Отдать жизнь за Родину можно не только на поле боя. Еще можно изо дня в день долгие годы, десятилетия трудиться и рвать жилы, брать вершины, совершать маленькие и большие ежедневные подвиги — не для себя любимого, не для личного блага, а для своей страны, для ее людей и ее детей, для тех, кто придет за тобой и примет плоды твоих трудов, когда самого тебя уже не будет на этой земле. Можно прожить так — можно, но трудно. Прожить — и оставить о себе память славную и добрую, не расцвеченную пламенем и пороховой гарью, но исполненную света. Память, из которой прорастают цветы и колосья.
Николай и Елена Аладовы… Кого из них ни упомянешь — композитора или создательницу Национального художественного музея, лицо собеседника трогательно светлеет: «Атланты, великие, таких больше не делают…» Живы еще те, кто помнит этих удивительных людей, без которых культурный ландшафт современной Беларуси был бы совсем иным и, несомненно, куда более бедным.
Но в Беларуси в 1920‑е Николай Аладов занимался не только тем, что закладывал основы музыкальной педагогики и национальной школы композиции, — здесь произошло главное событие в его жизни: он встретил свою будущую жену Елену, студентку Белгосуниверситета, всерьез увлеченную изобразительным искусством. Ухаживал, посвящал ей романсы на стихи Купалы, а в 1928 году они стали семьей и отныне все взлеты и падения переживали вместе. Вместе встретили и Великую Отечественную войну.

ЗАДАНИЕ A:
Согласно фрагменту о супругах Аладовых, можно трудиться не для себя, а для других. Перечислите всех, для кого, по словам фрагмента, можно так трудиться.

РАБОЧИЕ ДАННЫЕ:

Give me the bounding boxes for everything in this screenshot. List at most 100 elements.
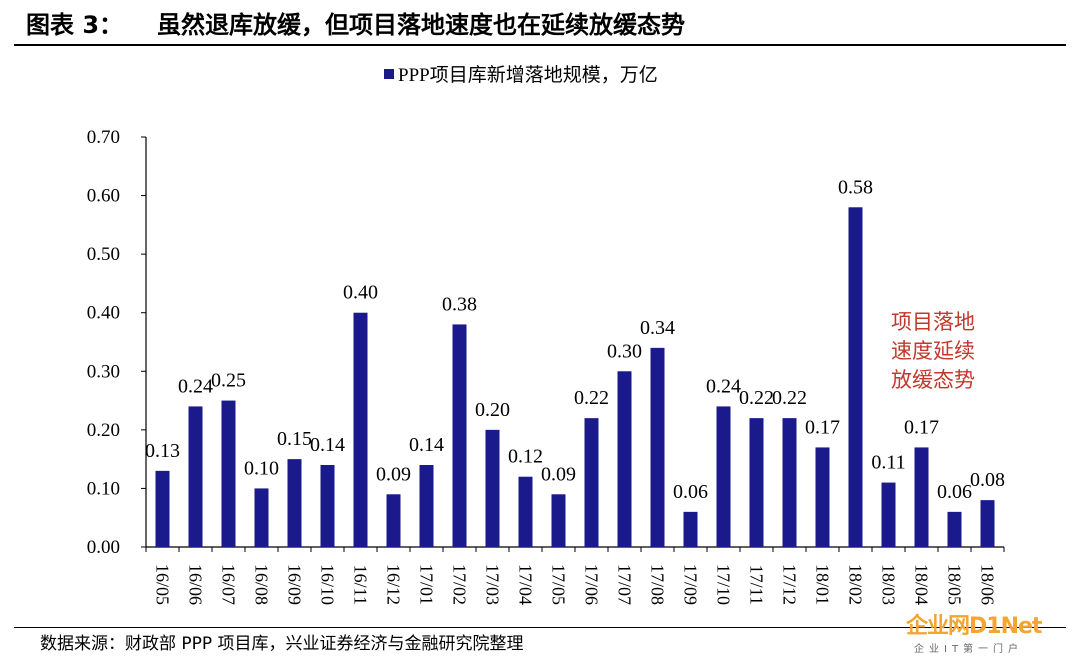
y-tick-label: 0.20 [87,420,120,441]
x-tick-label: 17/04 [516,564,536,605]
data-label: 0.58 [838,176,873,198]
bar [749,418,764,547]
y-tick-label: 0.00 [87,537,120,558]
x-tick-label: 18/04 [912,564,932,605]
y-tick-label: 0.70 [87,127,120,148]
data-labels: 0.130.240.250.100.150.140.400.090.140.38… [145,176,1005,503]
data-label: 0.24 [706,375,741,397]
x-tick-label: 17/10 [714,564,734,605]
data-label: 0.17 [805,416,840,438]
source-note: 数据来源：财政部 PPP 项目库，兴业证券经济与金融研究院整理 [40,634,524,654]
x-tick-label: 16/05 [153,564,173,605]
legend-swatch [384,69,394,79]
data-label: 0.20 [475,399,510,421]
y-tick-label: 0.50 [87,244,120,265]
data-label: 0.24 [178,375,213,397]
x-tick-label: 17/01 [417,564,437,605]
annotation-line: 速度延续 [891,339,975,363]
x-tick-label: 16/10 [318,564,338,605]
bar [188,406,203,547]
figure-label: 图表 3： [26,11,124,39]
data-label: 0.09 [541,463,576,485]
bar [584,418,599,547]
data-label: 0.22 [739,387,774,409]
bar [980,500,995,547]
bar [221,400,236,547]
data-label: 0.08 [970,469,1005,491]
y-axis: 0.00 0.10 0.20 0.30 0.40 0.50 0.60 0.70 [87,127,147,558]
data-label: 0.12 [508,446,543,468]
bar [716,406,731,547]
data-label: 0.09 [376,463,411,485]
title-rule [14,44,1066,46]
bar [155,470,170,547]
y-tick-label: 0.40 [87,303,120,324]
bar-series [155,207,995,548]
footer-rule [14,627,1066,628]
bar [683,511,698,547]
data-label: 0.10 [244,457,279,479]
bar [485,429,500,547]
bar [815,447,830,547]
x-tick-label: 17/02 [450,564,470,605]
x-tick-label: 16/09 [285,564,305,605]
data-label: 0.06 [937,481,972,503]
bar [881,482,896,547]
bar [914,447,929,547]
bar [353,312,368,547]
figure-title: 图表 3： 虽然退库放缓，但项目落地速度也在延续放缓态势 [26,6,1066,44]
x-tick-label: 17/06 [582,564,602,605]
x-tick-label: 16/07 [219,564,239,605]
x-tick-label: 17/05 [549,564,569,605]
bar [386,494,401,547]
bar [419,465,434,547]
data-label: 0.25 [211,370,246,392]
data-label: 0.40 [343,282,378,304]
bar [518,476,533,547]
x-tick-label: 18/06 [978,564,998,605]
data-label: 0.06 [673,481,708,503]
data-label: 0.17 [904,416,939,438]
data-label: 0.34 [640,317,675,339]
x-tick-label: 17/11 [747,565,767,605]
bar [551,494,566,547]
watermark-sub: 企业IT第一门户 [914,644,1024,655]
x-tick-label: 18/03 [879,564,899,605]
y-tick-label: 0.10 [87,478,120,499]
x-tick-label: 17/03 [483,564,503,605]
data-label: 0.15 [277,428,312,450]
bar [617,371,632,547]
x-tick-label: 18/05 [945,564,965,605]
data-label: 0.22 [772,387,807,409]
legend: PPP项目库新增落地规模，万亿 [384,64,658,86]
x-tick-label: 16/12 [384,564,404,605]
bar [650,347,665,547]
y-tick-label: 0.30 [87,361,120,382]
data-label: 0.14 [310,434,345,456]
bar [947,511,962,547]
figure-title-text: 虽然退库放缓，但项目落地速度也在延续放缓态势 [157,11,686,39]
data-label: 0.22 [574,387,609,409]
bar [287,459,302,547]
data-label: 0.11 [871,452,905,474]
data-label: 0.14 [409,434,444,456]
bar [848,207,863,548]
x-tick-label: 16/11 [351,565,371,605]
bar-chart: PPP项目库新增落地规模，万亿 0.00 0.10 0.20 0.30 0.40 0.50… [87,64,1005,605]
x-tick-label: 16/06 [186,564,206,605]
bar [782,418,797,547]
x-tick-label: 18/01 [813,564,833,605]
bar [254,488,269,547]
watermark-logo: 企业网D1Net 企业IT第一门户 [906,612,1076,658]
data-label: 0.13 [145,440,180,462]
bar [320,465,335,547]
x-tick-label: 17/09 [681,564,701,605]
x-tick-label: 16/08 [252,564,272,605]
annotation-line: 项目落地 [891,310,975,334]
bar [452,324,467,547]
x-tick-label: 18/02 [846,564,866,605]
annotation-line: 放缓态势 [891,368,975,392]
x-tick-label: 17/12 [780,564,800,605]
y-tick-label: 0.60 [87,186,120,207]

ЗАДАНИЕ B:
Воспроизведите без изменений строки записей, начиная со строки, в которой есть «y-tick-label: 0.20 [87,420,120,441]», и вплоть до строки, в которой есть «x-tick-label: 16/07 [219,564,239,605]», включая обе эти строки.

ОКОНЧАТЕЛЬНЫЙ ОТВЕТ A:
для своей страны
для ее людей
для ее детей
для тех, кто придет за тобой и примет плоды твоих трудов

ОКОНЧАТЕЛЬНЫЙ ОТВЕТ B:
y-tick-label: 0.20 [87,420,120,441]
x-tick-label: 17/04 [516,564,536,605]
data-label: 0.58 [838,176,873,198]
bar [749,418,764,547]
y-tick-label: 0.00 [87,537,120,558]
x-tick-label: 18/04 [912,564,932,605]
y-tick-label: 0.70 [87,127,120,148]
data-labels: 0.130.240.250.100.150.140.400.090.140.38… [145,176,1005,503]
data-label: 0.24 [706,375,741,397]
x-tick-label: 17/10 [714,564,734,605]
data-label: 0.17 [805,416,840,438]
source-note: 数据来源：财政部 PPP 项目库，兴业证券经济与金融研究院整理 [40,634,524,654]
x-tick-label: 16/05 [153,564,173,605]
legend-swatch [384,69,394,79]
data-label: 0.20 [475,399,510,421]
y-tick-label: 0.50 [87,244,120,265]
data-label: 0.24 [178,375,213,397]
x-tick-label: 17/01 [417,564,437,605]
annotation-line: 速度延续 [891,339,975,363]
x-tick-label: 16/10 [318,564,338,605]
bar [188,406,203,547]
figure-label: 图表 3： [26,11,124,39]
data-label: 0.09 [541,463,576,485]
bar [584,418,599,547]
data-label: 0.22 [739,387,774,409]
bar [980,500,995,547]
bar [221,400,236,547]
data-label: 0.08 [970,469,1005,491]
y-axis: 0.00 0.10 0.20 0.30 0.40 0.50 0.60 0.70 [87,127,147,558]
data-label: 0.12 [508,446,543,468]
bar [716,406,731,547]
data-label: 0.09 [376,463,411,485]
title-rule [14,44,1066,46]
bar [155,470,170,547]
y-tick-label: 0.40 [87,303,120,324]
bar-series [155,207,995,548]
footer-rule [14,627,1066,628]
bar [683,511,698,547]
data-label: 0.10 [244,457,279,479]
bar [485,429,500,547]
bar [815,447,830,547]
x-tick-label: 17/02 [450,564,470,605]
x-tick-label: 16/09 [285,564,305,605]
data-label: 0.06 [937,481,972,503]
bar [881,482,896,547]
bar [914,447,929,547]
bar [353,312,368,547]
figure-title: 图表 3： 虽然退库放缓，但项目落地速度也在延续放缓态势 [26,6,1066,44]
x-tick-label: 17/06 [582,564,602,605]
x-tick-label: 16/07 [219,564,239,605]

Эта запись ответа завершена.